=== Extracted information ===
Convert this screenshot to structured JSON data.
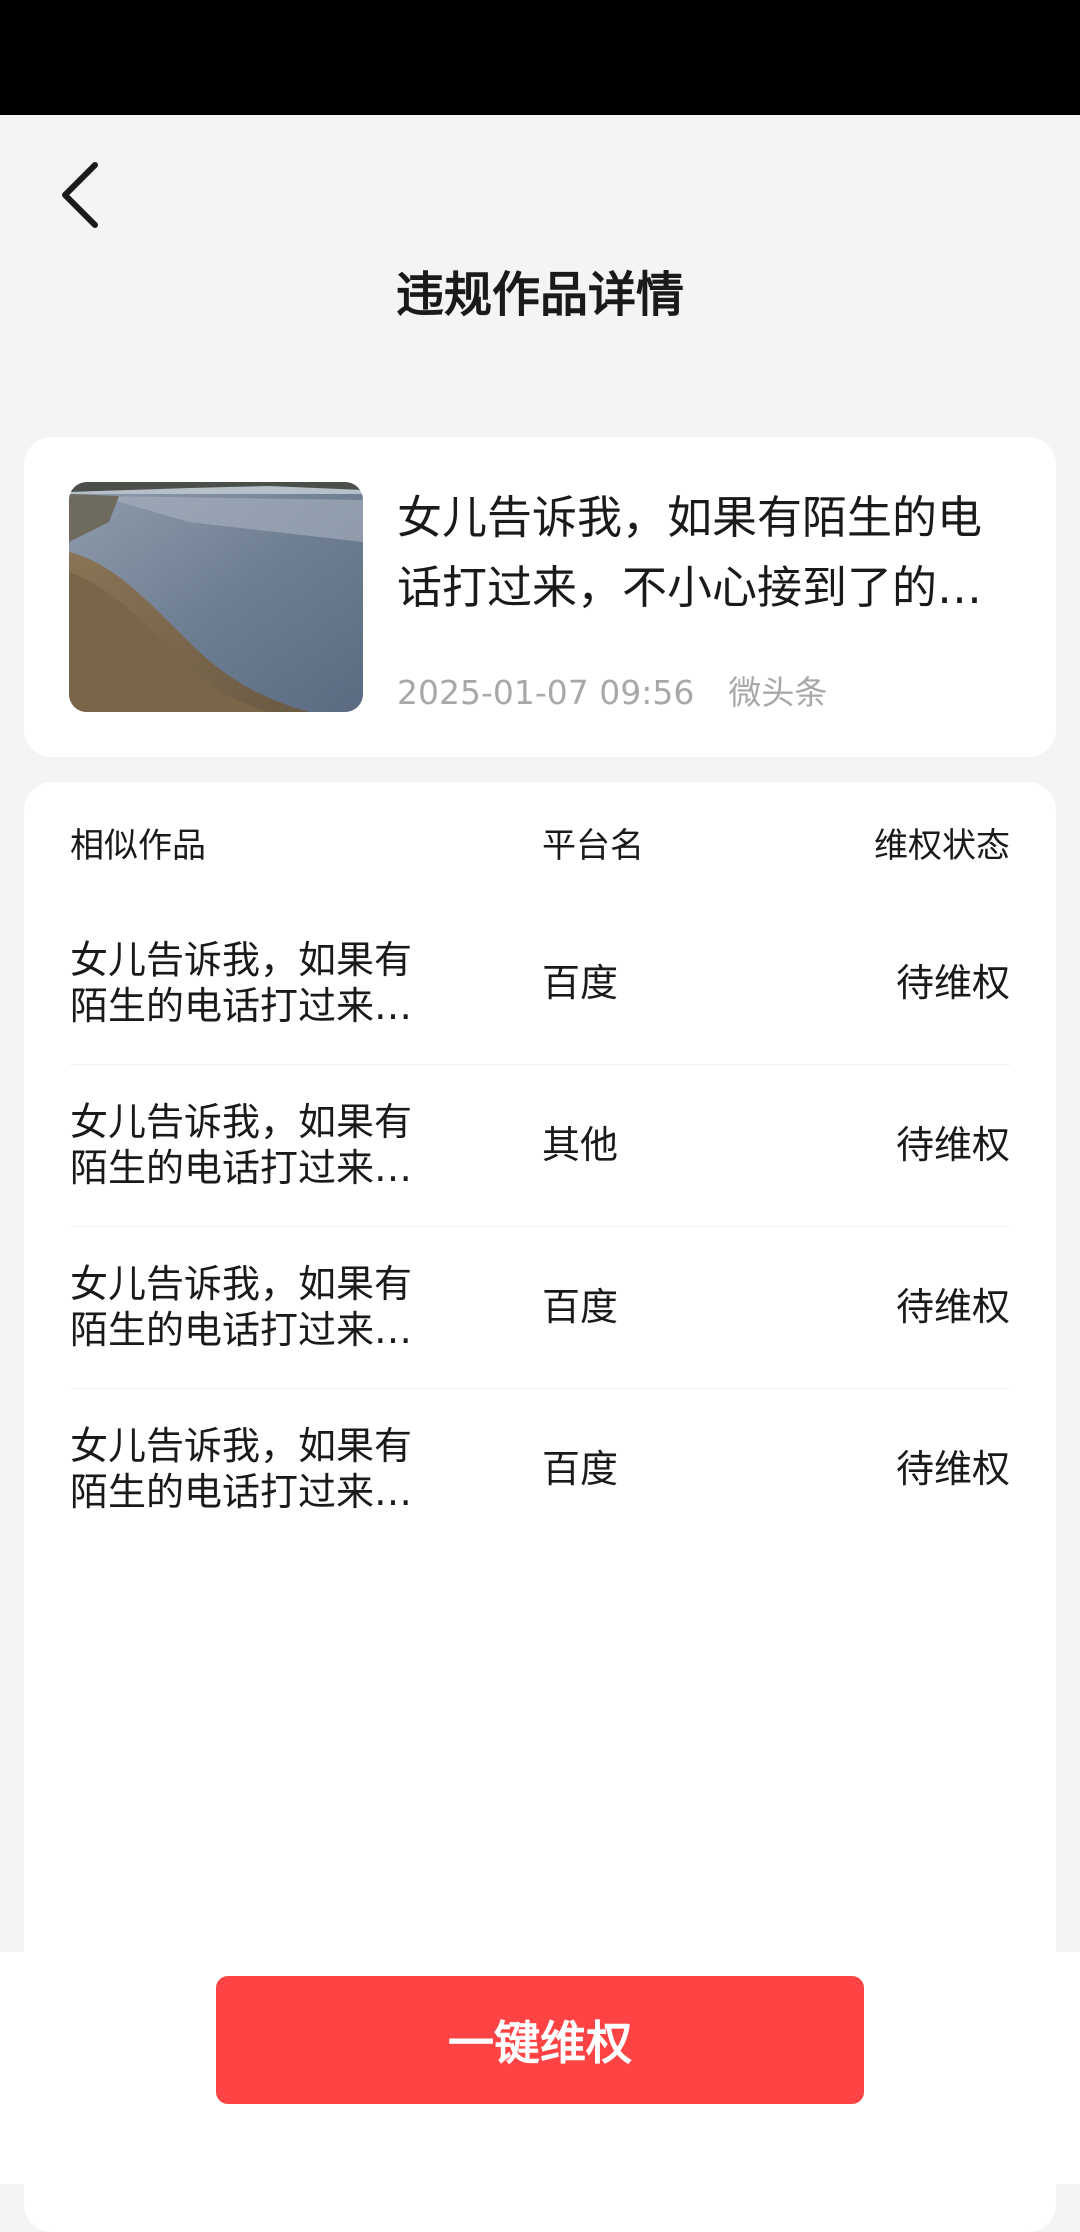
{
  "header": {
    "title": "违规作品详情"
  },
  "work": {
    "title": "女儿告诉我，如果有陌生的电话打过来，不小心接到了的…",
    "datetime": "2025-01-07 09:56",
    "platform": "微头条"
  },
  "similar": {
    "columns": {
      "works": "相似作品",
      "platform": "平台名",
      "status": "维权状态"
    },
    "rows": [
      {
        "title": "女儿告诉我，如果有陌生的电话打过来…",
        "platform": "百度",
        "status": "待维权"
      },
      {
        "title": "女儿告诉我，如果有陌生的电话打过来…",
        "platform": "其他",
        "status": "待维权"
      },
      {
        "title": "女儿告诉我，如果有陌生的电话打过来…",
        "platform": "百度",
        "status": "待维权"
      },
      {
        "title": "女儿告诉我，如果有陌生的电话打过来…",
        "platform": "百度",
        "status": "待维权"
      }
    ]
  },
  "action": {
    "label": "一键维权"
  },
  "colors": {
    "accent": "#fd4343",
    "background": "#f3f4f6",
    "meta_text": "#a8a8a8"
  }
}
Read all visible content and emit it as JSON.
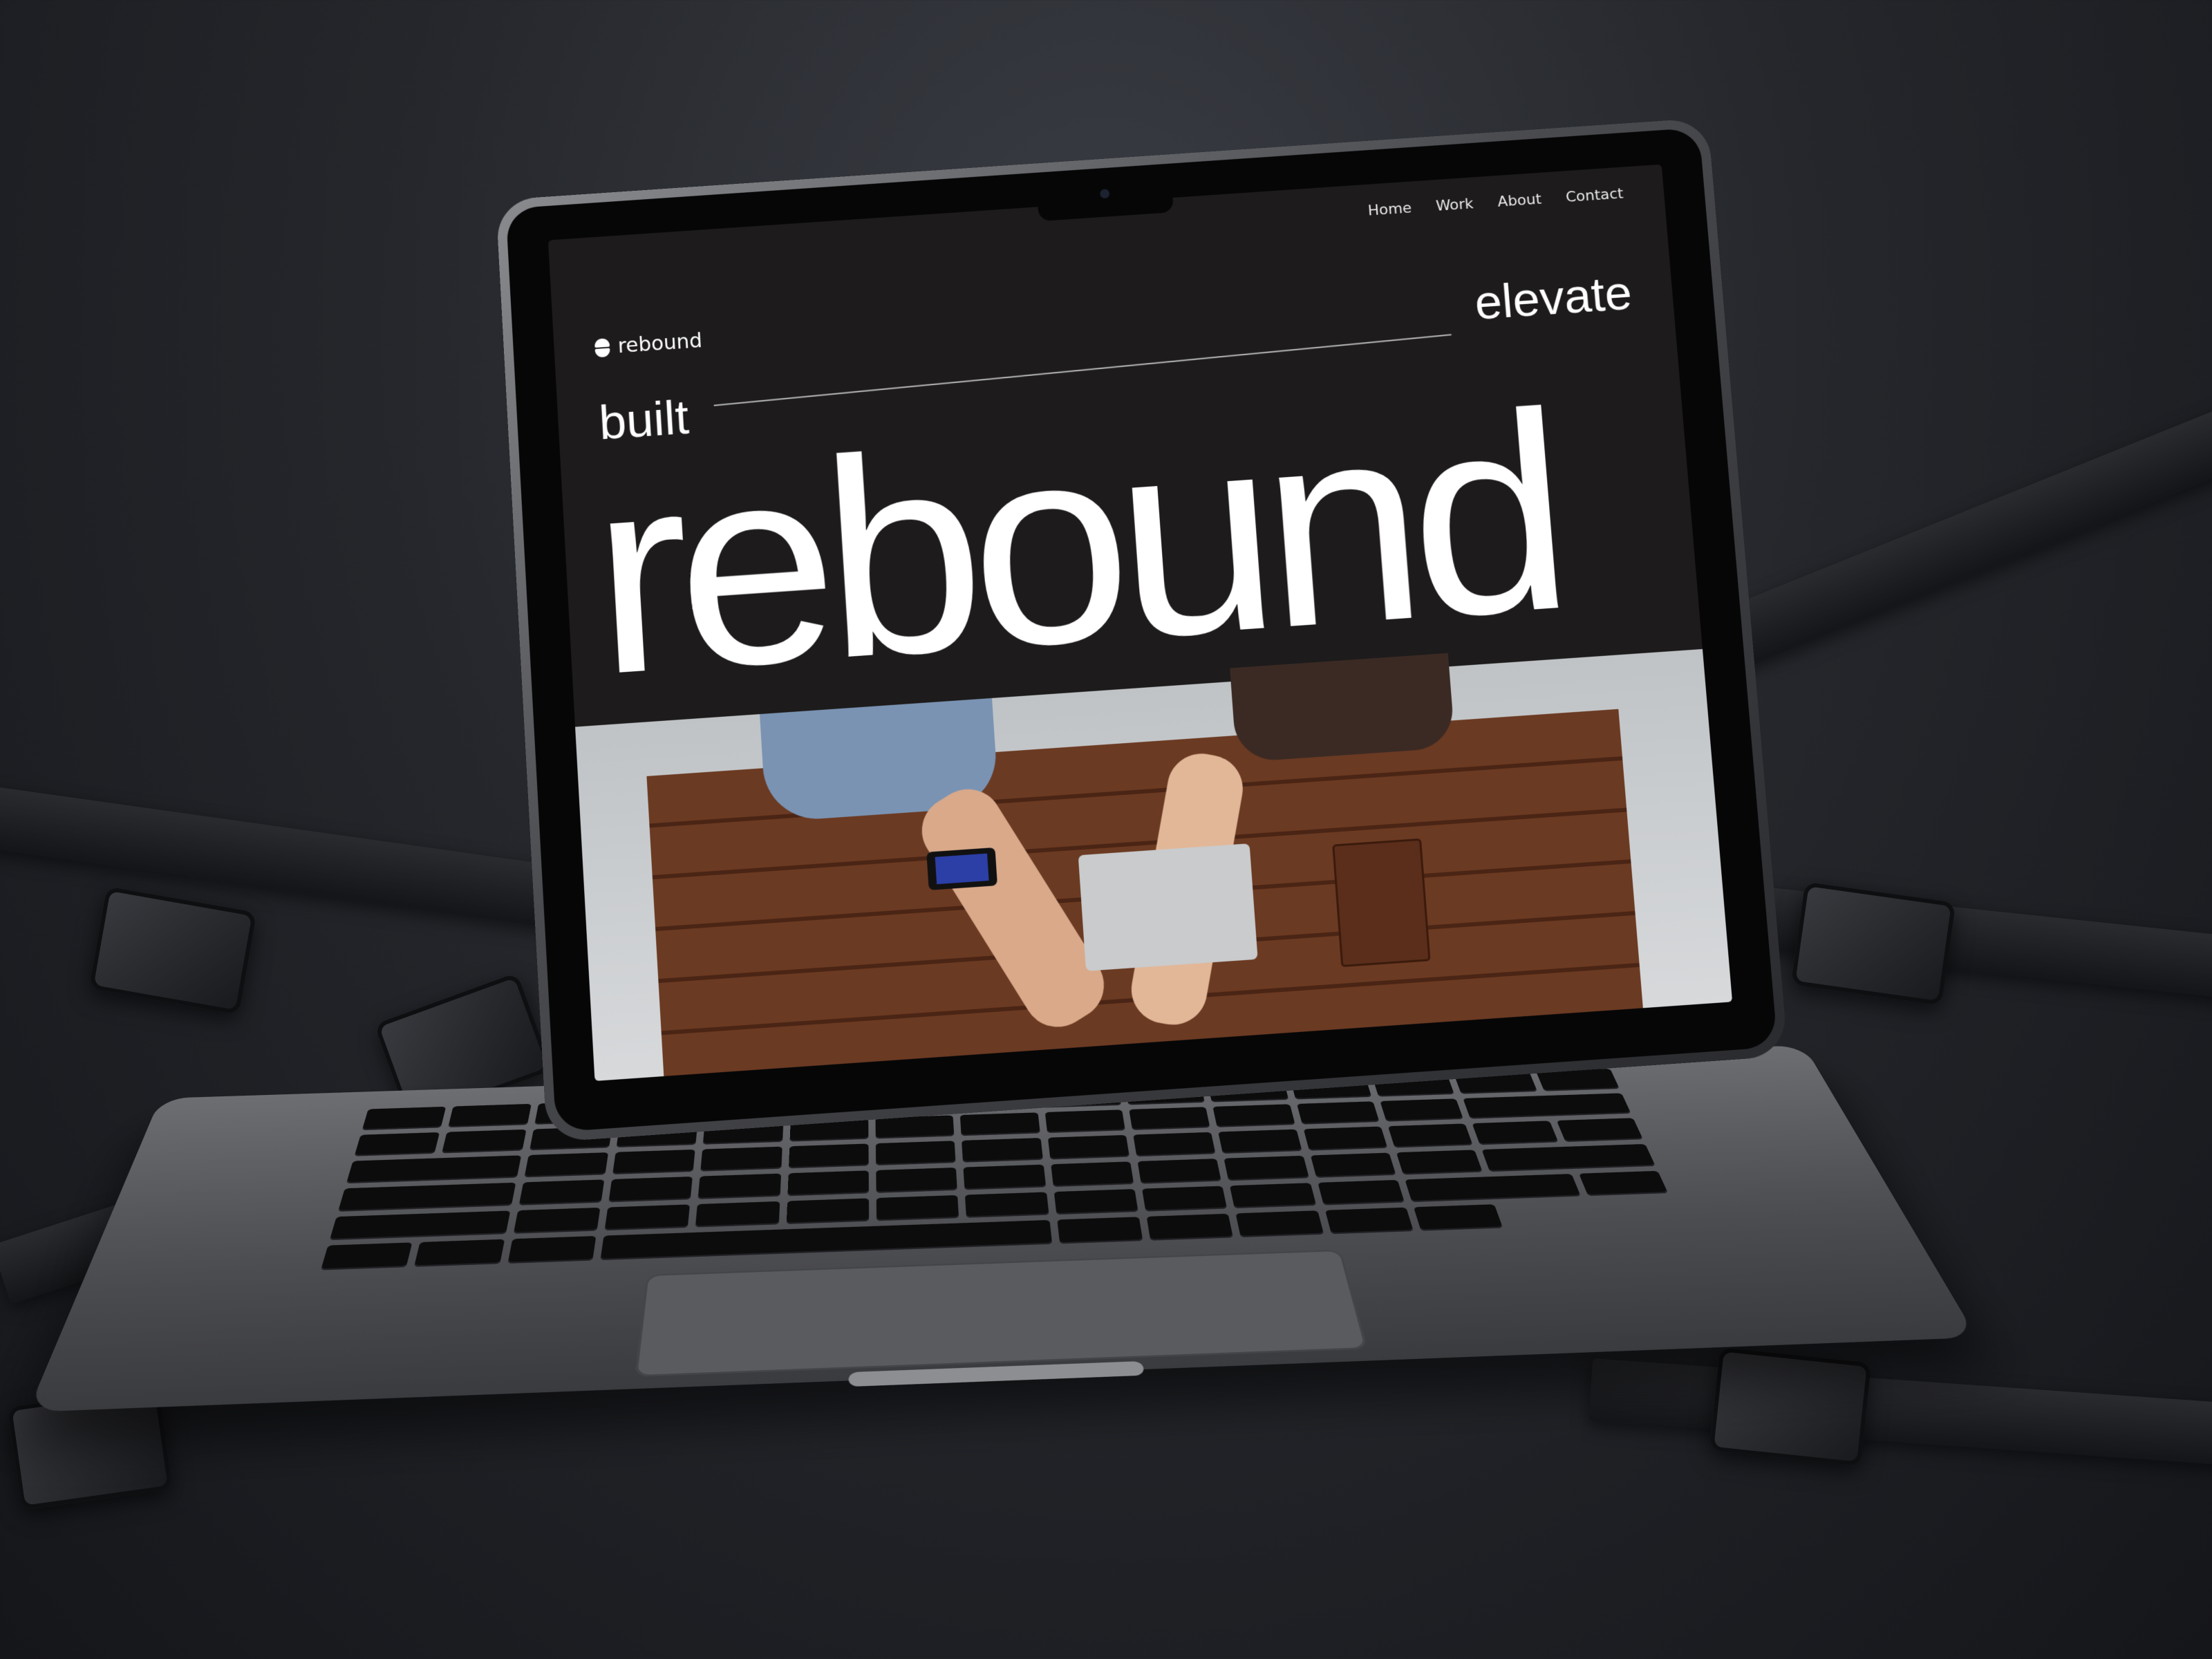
{
  "site": {
    "brand": "rebound",
    "nav": [
      "Home",
      "Work",
      "About",
      "Contact"
    ],
    "word_left": "built",
    "word_right": "elevate",
    "hero_word": "rebound"
  },
  "icons": {
    "logo": "rebound-logo-icon",
    "camera": "camera-icon"
  },
  "colors": {
    "background": "#25272c",
    "screen_bg": "#1d1b1b",
    "text": "#ffffff"
  }
}
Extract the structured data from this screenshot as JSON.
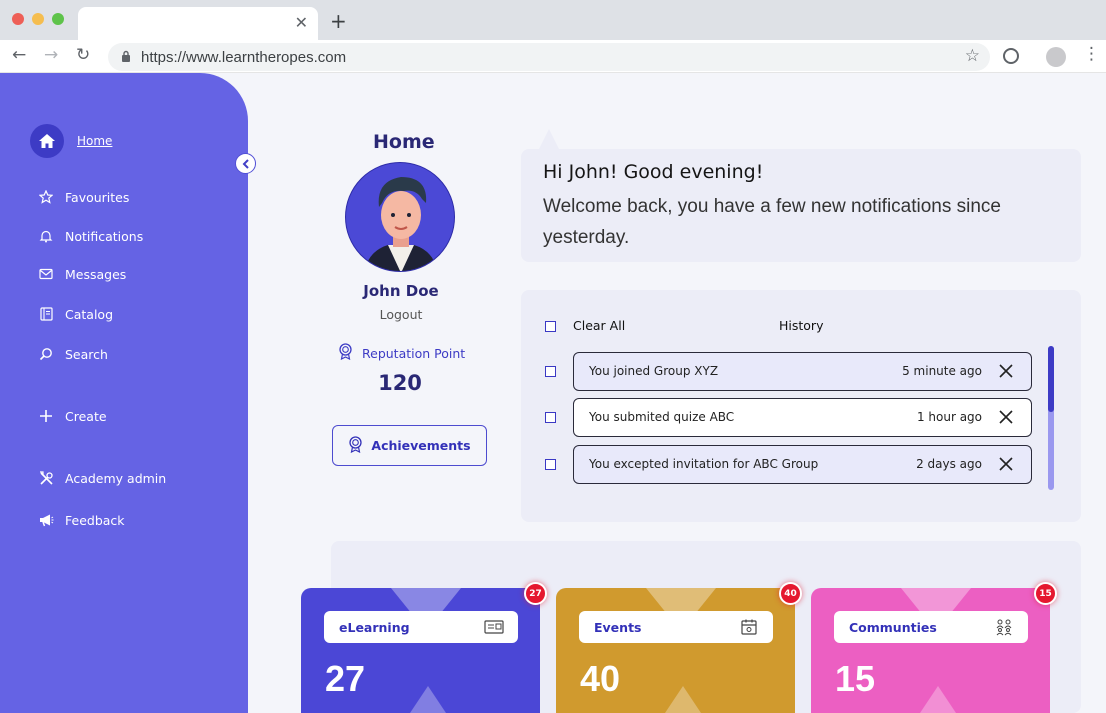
{
  "browser": {
    "url": "https://www.learntheropes.com"
  },
  "sidebar": {
    "home_label": "Home",
    "items": [
      {
        "label": "Favourites",
        "icon": "star-icon"
      },
      {
        "label": "Notifications",
        "icon": "bell-icon"
      },
      {
        "label": "Messages",
        "icon": "mail-icon"
      },
      {
        "label": "Catalog",
        "icon": "book-icon"
      },
      {
        "label": "Search",
        "icon": "search-icon"
      },
      {
        "label": "Create",
        "icon": "plus-icon"
      },
      {
        "label": "Academy admin",
        "icon": "tools-icon"
      },
      {
        "label": "Feedback",
        "icon": "megaphone-icon"
      }
    ]
  },
  "profile": {
    "page_title": "Home",
    "name": "John Doe",
    "logout": "Logout",
    "reputation_label": "Reputation Point",
    "reputation_value": "120",
    "achievements_label": "Achievements"
  },
  "greeting": {
    "line1": "Hi John! Good evening!",
    "line2": "Welcome back, you have a few new notifications since yesterday."
  },
  "notifications": {
    "clear_all": "Clear All",
    "history": "History",
    "items": [
      {
        "text": "You joined Group XYZ",
        "time": "5 minute ago"
      },
      {
        "text": "You submited quize ABC",
        "time": "1 hour ago"
      },
      {
        "text": "You excepted invitation for ABC Group",
        "time": "2 days ago"
      }
    ]
  },
  "stats": [
    {
      "label": "eLearning",
      "value": "27",
      "badge": "27",
      "color": "#4b47d6",
      "label_color": "#3331b8",
      "icon": "elearning-icon"
    },
    {
      "label": "Events",
      "value": "40",
      "badge": "40",
      "color": "#d09a2e",
      "label_color": "#3331b8",
      "icon": "calendar-icon"
    },
    {
      "label": "Communties",
      "value": "15",
      "badge": "15",
      "color": "#ec5fc2",
      "label_color": "#3331b8",
      "icon": "community-icon"
    }
  ],
  "colors": {
    "sidebar": "#6563e4",
    "accent": "#3d3bc5",
    "badge": "#e5182f"
  }
}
===
- _What you will do_
Omit the pictures. Transcribe every record exactly.

- _Full solution_
Convert this screenshot to structured JSON data.
{
  "header": {
    "title": "违规作品详情"
  },
  "work": {
    "title": "女儿告诉我，如果有陌生的电话打过来，不小心接到了的…",
    "datetime": "2025-01-07 09:56",
    "platform": "微头条"
  },
  "similar": {
    "columns": {
      "works": "相似作品",
      "platform": "平台名",
      "status": "维权状态"
    },
    "rows": [
      {
        "title": "女儿告诉我，如果有陌生的电话打过来…",
        "platform": "百度",
        "status": "待维权"
      },
      {
        "title": "女儿告诉我，如果有陌生的电话打过来…",
        "platform": "其他",
        "status": "待维权"
      },
      {
        "title": "女儿告诉我，如果有陌生的电话打过来…",
        "platform": "百度",
        "status": "待维权"
      },
      {
        "title": "女儿告诉我，如果有陌生的电话打过来…",
        "platform": "百度",
        "status": "待维权"
      }
    ]
  },
  "action": {
    "label": "一键维权"
  },
  "colors": {
    "accent": "#fd4343",
    "background": "#f3f4f6",
    "meta_text": "#a8a8a8"
  }
}
Read all visible content and emit it as JSON.
{
  "site": {
    "brand": "rebound",
    "nav": [
      "Home",
      "Work",
      "About",
      "Contact"
    ],
    "word_left": "built",
    "word_right": "elevate",
    "hero_word": "rebound"
  },
  "icons": {
    "logo": "rebound-logo-icon",
    "camera": "camera-icon"
  },
  "colors": {
    "background": "#25272c",
    "screen_bg": "#1d1b1b",
    "text": "#ffffff"
  }
}
Extract the structured data from this screenshot as JSON.
{
  "browser": {
    "url": "https://www.learntheropes.com"
  },
  "sidebar": {
    "home_label": "Home",
    "items": [
      {
        "label": "Favourites",
        "icon": "star-icon"
      },
      {
        "label": "Notifications",
        "icon": "bell-icon"
      },
      {
        "label": "Messages",
        "icon": "mail-icon"
      },
      {
        "label": "Catalog",
        "icon": "book-icon"
      },
      {
        "label": "Search",
        "icon": "search-icon"
      },
      {
        "label": "Create",
        "icon": "plus-icon"
      },
      {
        "label": "Academy admin",
        "icon": "tools-icon"
      },
      {
        "label": "Feedback",
        "icon": "megaphone-icon"
      }
    ]
  },
  "profile": {
    "page_title": "Home",
    "name": "John Doe",
    "logout": "Logout",
    "reputation_label": "Reputation Point",
    "reputation_value": "120",
    "achievements_label": "Achievements"
  },
  "greeting": {
    "line1": "Hi John! Good evening!",
    "line2": "Welcome back, you have a few new notifications since yesterday."
  },
  "notifications": {
    "clear_all": "Clear All",
    "history": "History",
    "items": [
      {
        "text": "You joined Group XYZ",
        "time": "5 minute ago"
      },
      {
        "text": "You submited quize ABC",
        "time": "1 hour ago"
      },
      {
        "text": "You excepted invitation for ABC Group",
        "time": "2 days ago"
      }
    ]
  },
  "stats": [
    {
      "label": "eLearning",
      "value": "27",
      "badge": "27",
      "color": "#4b47d6",
      "label_color": "#3331b8",
      "icon": "elearning-icon"
    },
    {
      "label": "Events",
      "value": "40",
      "badge": "40",
      "color": "#d09a2e",
      "label_color": "#3331b8",
      "icon": "calendar-icon"
    },
    {
      "label": "Communties",
      "value": "15",
      "badge": "15",
      "color": "#ec5fc2",
      "label_color": "#3331b8",
      "icon": "community-icon"
    }
  ],
  "colors": {
    "sidebar": "#6563e4",
    "accent": "#3d3bc5",
    "badge": "#e5182f"
  }
}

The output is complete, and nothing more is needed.